» **What is asked**
Make an exact copy of the entries, and keep any pictures out of it.

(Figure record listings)
+++

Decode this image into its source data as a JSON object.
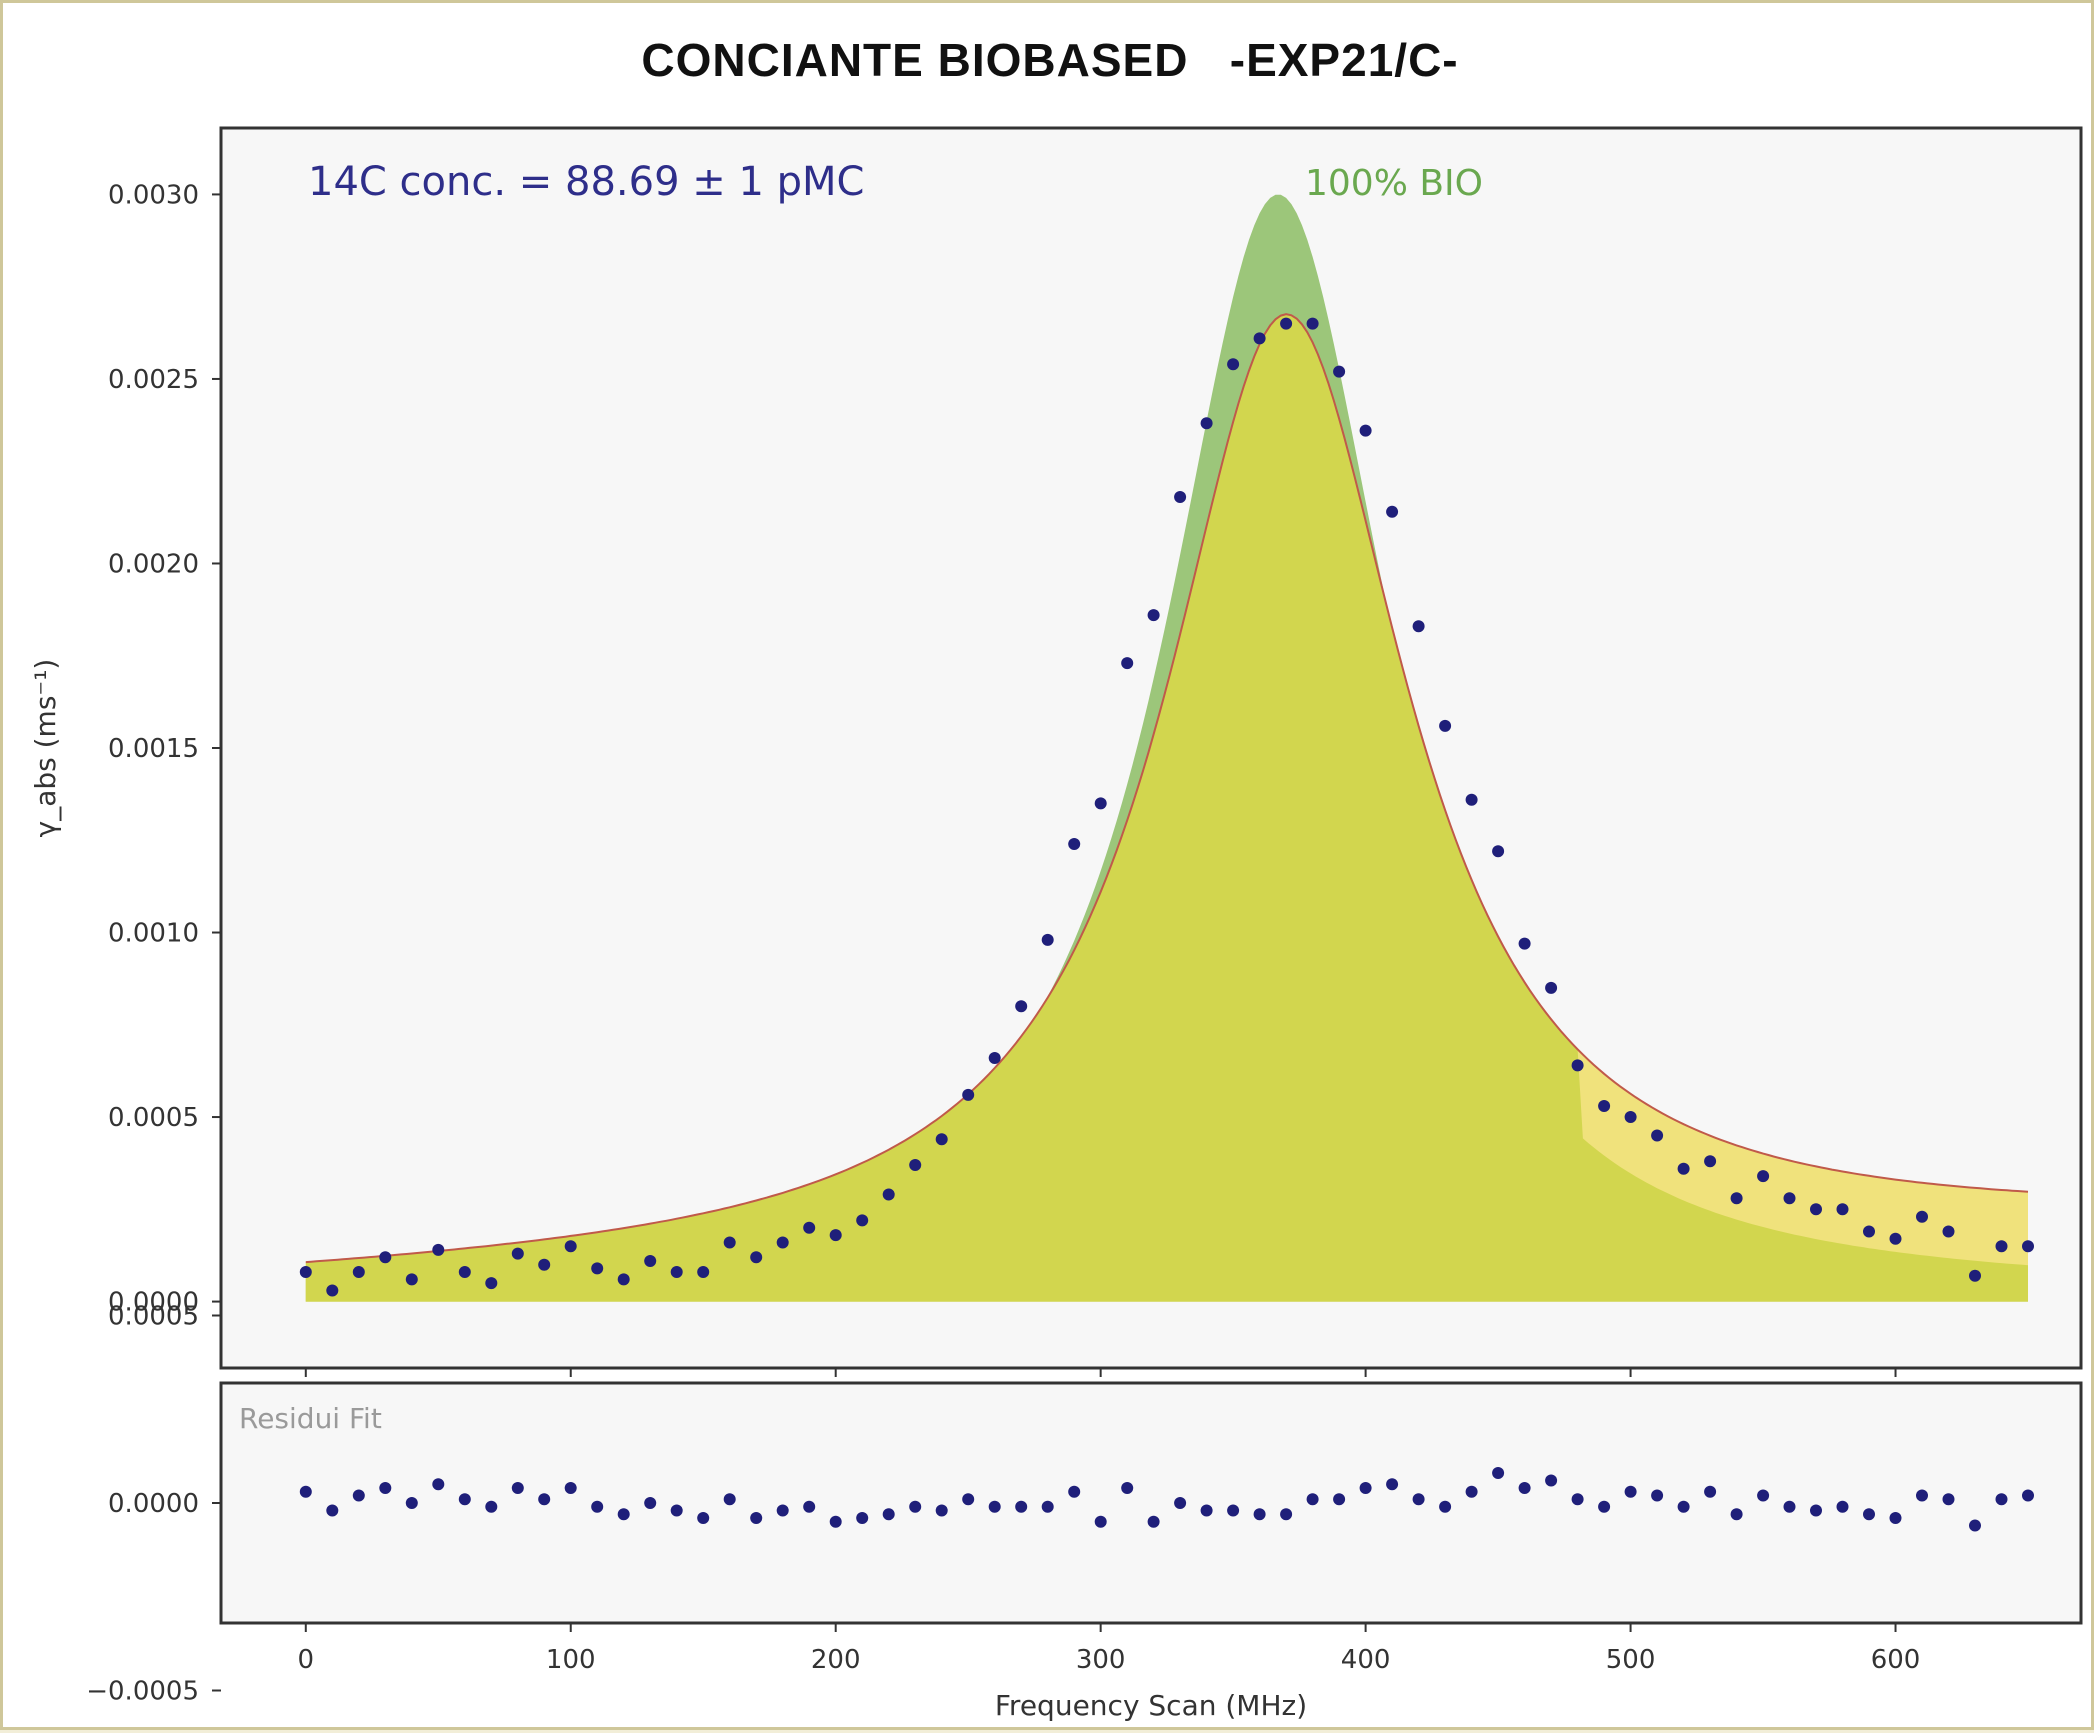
{
  "title": "CONCIANTE BIOBASED   -EXP21/C-",
  "chart_data": [
    {
      "type": "line",
      "panel": "main",
      "annotation": "14C conc. = 88.69 ± 1 pMC",
      "reference_label": "100% BIO",
      "ylabel": "γ_abs (ms⁻¹)",
      "xlim": [
        -32,
        670
      ],
      "ylim": [
        -0.00018,
        0.00318
      ],
      "yticks": [
        "0.0000",
        "0.0005",
        "0.0010",
        "0.0015",
        "0.0020",
        "0.0025",
        "0.0030"
      ],
      "ytick_values": [
        0,
        0.0005,
        0.001,
        0.0015,
        0.002,
        0.0025,
        0.003
      ],
      "colors": {
        "reference_fill": "#9cc67a",
        "sample_fill": "#d2d64e",
        "tail_fill": "#f0e27c",
        "fit_line": "#c05a4a",
        "points": "#1f1f7a",
        "annotation": "#2e2e8a",
        "reference_label": "#6aa84f",
        "axes_bg": "#f7f7f7"
      },
      "series": [
        {
          "name": "",
          "kind": "points",
          "x": [
            0,
            10,
            20,
            30,
            40,
            50,
            60,
            70,
            80,
            90,
            100,
            110,
            120,
            130,
            140,
            150,
            160,
            170,
            180,
            190,
            200,
            210,
            220,
            230,
            240,
            250,
            260,
            270,
            280,
            290,
            300,
            310,
            320,
            330,
            340,
            350,
            360,
            370,
            380,
            390,
            400,
            410,
            420,
            430,
            440,
            450,
            460,
            470,
            480,
            490,
            500,
            510,
            520,
            530,
            540,
            550,
            560,
            570,
            580,
            590,
            600,
            610,
            620,
            630,
            640,
            650
          ],
          "y": [
            8e-05,
            3e-05,
            8e-05,
            0.00012,
            6e-05,
            0.00014,
            8e-05,
            5e-05,
            0.00013,
            0.0001,
            0.00015,
            9e-05,
            6e-05,
            0.00011,
            8e-05,
            8e-05,
            0.00016,
            0.00012,
            0.00016,
            0.0002,
            0.00018,
            0.00022,
            0.00029,
            0.00037,
            0.00044,
            0.00056,
            0.00066,
            0.0008,
            0.00098,
            0.00124,
            0.00135,
            0.00173,
            0.00186,
            0.00218,
            0.00238,
            0.00254,
            0.00261,
            0.00265,
            0.00265,
            0.00252,
            0.00236,
            0.00214,
            0.00183,
            0.00156,
            0.00136,
            0.00122,
            0.00097,
            0.00085,
            0.00064,
            0.00053,
            0.0005,
            0.00045,
            0.00036,
            0.00038,
            0.00028,
            0.00034,
            0.00028,
            0.00025,
            0.00025,
            0.00019,
            0.00017,
            0.00023,
            0.00019,
            7e-05,
            0.00015,
            0.00015
          ]
        }
      ]
    },
    {
      "type": "scatter",
      "panel": "residual",
      "annotation": "Residui Fit",
      "xlabel": "Frequency Scan (MHz)",
      "xlim": [
        -32,
        670
      ],
      "ylim": [
        -0.00032,
        0.00032
      ],
      "yticks": [
        "0.0005",
        "0.0000",
        "−0.0005"
      ],
      "ytick_values": [
        0.0005,
        0,
        -0.0005
      ],
      "xticks": [
        "0",
        "100",
        "200",
        "300",
        "400",
        "500",
        "600"
      ],
      "xtick_values": [
        0,
        100,
        200,
        300,
        400,
        500,
        600
      ],
      "colors": {
        "points": "#1f1f7a",
        "annotation": "#9a9a9a"
      },
      "series": [
        {
          "name": "",
          "x": [
            0,
            10,
            20,
            30,
            40,
            50,
            60,
            70,
            80,
            90,
            100,
            110,
            120,
            130,
            140,
            150,
            160,
            170,
            180,
            190,
            200,
            210,
            220,
            230,
            240,
            250,
            260,
            270,
            280,
            290,
            300,
            310,
            320,
            330,
            340,
            350,
            360,
            370,
            380,
            390,
            400,
            410,
            420,
            430,
            440,
            450,
            460,
            470,
            480,
            490,
            500,
            510,
            520,
            530,
            540,
            550,
            560,
            570,
            580,
            590,
            600,
            610,
            620,
            630,
            640,
            650
          ],
          "y": [
            3e-05,
            -2e-05,
            2e-05,
            4e-05,
            0,
            5e-05,
            1e-05,
            -1e-05,
            4e-05,
            1e-05,
            4e-05,
            -1e-05,
            -3e-05,
            0,
            -2e-05,
            -4e-05,
            1e-05,
            -4e-05,
            -2e-05,
            -1e-05,
            -5e-05,
            -4e-05,
            -3e-05,
            -1e-05,
            -2e-05,
            1e-05,
            -1e-05,
            -1e-05,
            -1e-05,
            3e-05,
            -5e-05,
            4e-05,
            -5e-05,
            0,
            -2e-05,
            -2e-05,
            -3e-05,
            -3e-05,
            1e-05,
            1e-05,
            4e-05,
            5e-05,
            1e-05,
            -1e-05,
            3e-05,
            8e-05,
            4e-05,
            6e-05,
            1e-05,
            -1e-05,
            3e-05,
            2e-05,
            -1e-05,
            3e-05,
            -3e-05,
            2e-05,
            -1e-05,
            -2e-05,
            -1e-05,
            -3e-05,
            -4e-05,
            2e-05,
            1e-05,
            -6e-05,
            1e-05,
            2e-05
          ]
        }
      ]
    }
  ]
}
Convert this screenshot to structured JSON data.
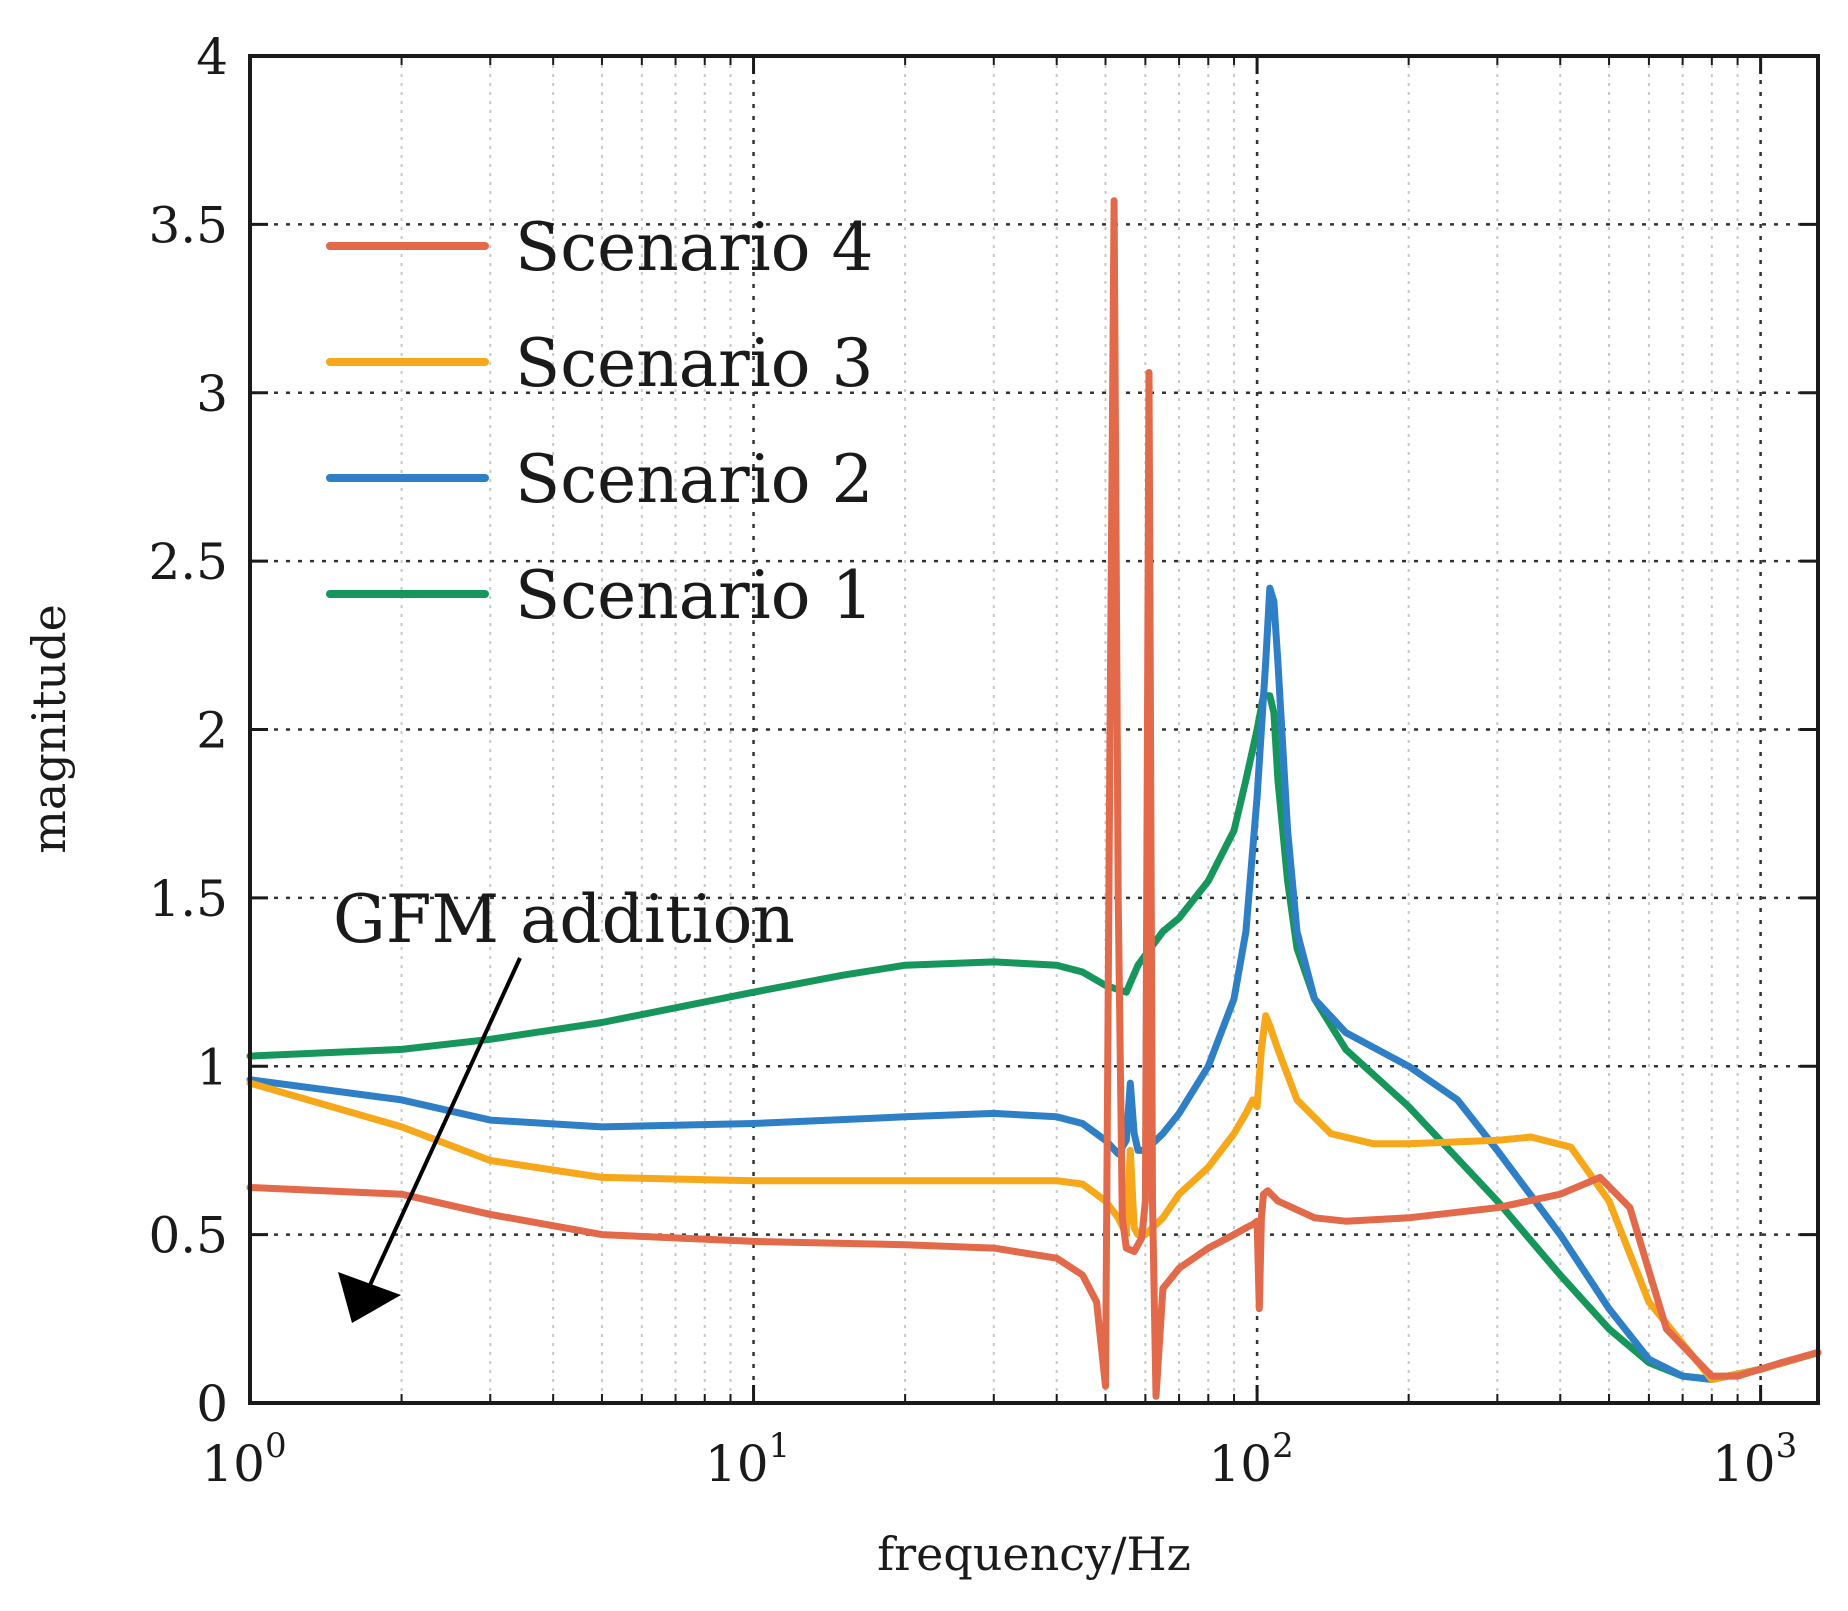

+++

» **Completed exercise**
Decode this image into its source data as a JSON object.
{
  "title": "CONCIANTE BIOBASED   -EXP21/C-",
  "chart_data": [
    {
      "type": "line",
      "panel": "main",
      "annotation": "14C conc. = 88.69 ± 1 pMC",
      "reference_label": "100% BIO",
      "ylabel": "γ_abs (ms⁻¹)",
      "xlim": [
        -32,
        670
      ],
      "ylim": [
        -0.00018,
        0.00318
      ],
      "yticks": [
        "0.0000",
        "0.0005",
        "0.0010",
        "0.0015",
        "0.0020",
        "0.0025",
        "0.0030"
      ],
      "ytick_values": [
        0,
        0.0005,
        0.001,
        0.0015,
        0.002,
        0.0025,
        0.003
      ],
      "colors": {
        "reference_fill": "#9cc67a",
        "sample_fill": "#d2d64e",
        "tail_fill": "#f0e27c",
        "fit_line": "#c05a4a",
        "points": "#1f1f7a",
        "annotation": "#2e2e8a",
        "reference_label": "#6aa84f",
        "axes_bg": "#f7f7f7"
      },
      "series": [
        {
          "name": "",
          "kind": "points",
          "x": [
            0,
            10,
            20,
            30,
            40,
            50,
            60,
            70,
            80,
            90,
            100,
            110,
            120,
            130,
            140,
            150,
            160,
            170,
            180,
            190,
            200,
            210,
            220,
            230,
            240,
            250,
            260,
            270,
            280,
            290,
            300,
            310,
            320,
            330,
            340,
            350,
            360,
            370,
            380,
            390,
            400,
            410,
            420,
            430,
            440,
            450,
            460,
            470,
            480,
            490,
            500,
            510,
            520,
            530,
            540,
            550,
            560,
            570,
            580,
            590,
            600,
            610,
            620,
            630,
            640,
            650
          ],
          "y": [
            8e-05,
            3e-05,
            8e-05,
            0.00012,
            6e-05,
            0.00014,
            8e-05,
            5e-05,
            0.00013,
            0.0001,
            0.00015,
            9e-05,
            6e-05,
            0.00011,
            8e-05,
            8e-05,
            0.00016,
            0.00012,
            0.00016,
            0.0002,
            0.00018,
            0.00022,
            0.00029,
            0.00037,
            0.00044,
            0.00056,
            0.00066,
            0.0008,
            0.00098,
            0.00124,
            0.00135,
            0.00173,
            0.00186,
            0.00218,
            0.00238,
            0.00254,
            0.00261,
            0.00265,
            0.00265,
            0.00252,
            0.00236,
            0.00214,
            0.00183,
            0.00156,
            0.00136,
            0.00122,
            0.00097,
            0.00085,
            0.00064,
            0.00053,
            0.0005,
            0.00045,
            0.00036,
            0.00038,
            0.00028,
            0.00034,
            0.00028,
            0.00025,
            0.00025,
            0.00019,
            0.00017,
            0.00023,
            0.00019,
            7e-05,
            0.00015,
            0.00015
          ]
        }
      ]
    },
    {
      "type": "scatter",
      "panel": "residual",
      "annotation": "Residui Fit",
      "xlabel": "Frequency Scan (MHz)",
      "xlim": [
        -32,
        670
      ],
      "ylim": [
        -0.00032,
        0.00032
      ],
      "yticks": [
        "0.0005",
        "0.0000",
        "−0.0005"
      ],
      "ytick_values": [
        0.0005,
        0,
        -0.0005
      ],
      "xticks": [
        "0",
        "100",
        "200",
        "300",
        "400",
        "500",
        "600"
      ],
      "xtick_values": [
        0,
        100,
        200,
        300,
        400,
        500,
        600
      ],
      "colors": {
        "points": "#1f1f7a",
        "annotation": "#9a9a9a"
      },
      "series": [
        {
          "name": "",
          "x": [
            0,
            10,
            20,
            30,
            40,
            50,
            60,
            70,
            80,
            90,
            100,
            110,
            120,
            130,
            140,
            150,
            160,
            170,
            180,
            190,
            200,
            210,
            220,
            230,
            240,
            250,
            260,
            270,
            280,
            290,
            300,
            310,
            320,
            330,
            340,
            350,
            360,
            370,
            380,
            390,
            400,
            410,
            420,
            430,
            440,
            450,
            460,
            470,
            480,
            490,
            500,
            510,
            520,
            530,
            540,
            550,
            560,
            570,
            580,
            590,
            600,
            610,
            620,
            630,
            640,
            650
          ],
          "y": [
            3e-05,
            -2e-05,
            2e-05,
            4e-05,
            0,
            5e-05,
            1e-05,
            -1e-05,
            4e-05,
            1e-05,
            4e-05,
            -1e-05,
            -3e-05,
            0,
            -2e-05,
            -4e-05,
            1e-05,
            -4e-05,
            -2e-05,
            -1e-05,
            -5e-05,
            -4e-05,
            -3e-05,
            -1e-05,
            -2e-05,
            1e-05,
            -1e-05,
            -1e-05,
            -1e-05,
            3e-05,
            -5e-05,
            4e-05,
            -5e-05,
            0,
            -2e-05,
            -2e-05,
            -3e-05,
            -3e-05,
            1e-05,
            1e-05,
            4e-05,
            5e-05,
            1e-05,
            -1e-05,
            3e-05,
            8e-05,
            4e-05,
            6e-05,
            1e-05,
            -1e-05,
            3e-05,
            2e-05,
            -1e-05,
            3e-05,
            -3e-05,
            2e-05,
            -1e-05,
            -2e-05,
            -1e-05,
            -3e-05,
            -4e-05,
            2e-05,
            1e-05,
            -6e-05,
            1e-05,
            2e-05
          ]
        }
      ]
    }
  ]
}
Convert this screenshot to structured JSON data.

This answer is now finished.